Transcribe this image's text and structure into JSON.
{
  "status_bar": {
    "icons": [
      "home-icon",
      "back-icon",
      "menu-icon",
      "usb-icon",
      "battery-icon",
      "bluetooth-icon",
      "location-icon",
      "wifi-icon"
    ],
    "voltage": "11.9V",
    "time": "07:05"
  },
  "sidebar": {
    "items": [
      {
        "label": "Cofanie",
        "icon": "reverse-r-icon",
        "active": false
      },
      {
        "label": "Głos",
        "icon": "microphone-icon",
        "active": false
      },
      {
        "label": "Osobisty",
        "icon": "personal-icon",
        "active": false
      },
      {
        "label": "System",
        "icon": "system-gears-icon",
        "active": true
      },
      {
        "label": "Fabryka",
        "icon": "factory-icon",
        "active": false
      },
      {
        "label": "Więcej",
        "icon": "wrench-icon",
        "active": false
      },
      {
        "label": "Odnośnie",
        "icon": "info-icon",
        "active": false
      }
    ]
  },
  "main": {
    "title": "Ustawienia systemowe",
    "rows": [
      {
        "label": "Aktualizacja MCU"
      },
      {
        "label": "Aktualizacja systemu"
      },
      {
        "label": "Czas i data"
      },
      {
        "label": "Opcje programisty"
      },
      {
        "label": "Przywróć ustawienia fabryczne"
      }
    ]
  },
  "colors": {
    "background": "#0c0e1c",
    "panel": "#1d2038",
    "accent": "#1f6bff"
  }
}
----
* STATED TASK: From the listing above, extract all records word for word.

* ANSWER BELOW:
Transcribe this image's text and structure into JSON.
{
  "status_bar": {
    "icons": [
      "home-icon",
      "back-icon",
      "menu-icon",
      "usb-icon",
      "battery-icon",
      "bluetooth-icon",
      "location-icon",
      "wifi-icon"
    ],
    "voltage": "11.9V",
    "time": "07:05"
  },
  "sidebar": {
    "items": [
      {
        "label": "Cofanie",
        "icon": "reverse-r-icon",
        "active": false
      },
      {
        "label": "Głos",
        "icon": "microphone-icon",
        "active": false
      },
      {
        "label": "Osobisty",
        "icon": "personal-icon",
        "active": false
      },
      {
        "label": "System",
        "icon": "system-gears-icon",
        "active": true
      },
      {
        "label": "Fabryka",
        "icon": "factory-icon",
        "active": false
      },
      {
        "label": "Więcej",
        "icon": "wrench-icon",
        "active": false
      },
      {
        "label": "Odnośnie",
        "icon": "info-icon",
        "active": false
      }
    ]
  },
  "main": {
    "title": "Ustawienia systemowe",
    "rows": [
      {
        "label": "Aktualizacja MCU"
      },
      {
        "label": "Aktualizacja systemu"
      },
      {
        "label": "Czas i data"
      },
      {
        "label": "Opcje programisty"
      },
      {
        "label": "Przywróć ustawienia fabryczne"
      }
    ]
  },
  "colors": {
    "background": "#0c0e1c",
    "panel": "#1d2038",
    "accent": "#1f6bff"
  }
}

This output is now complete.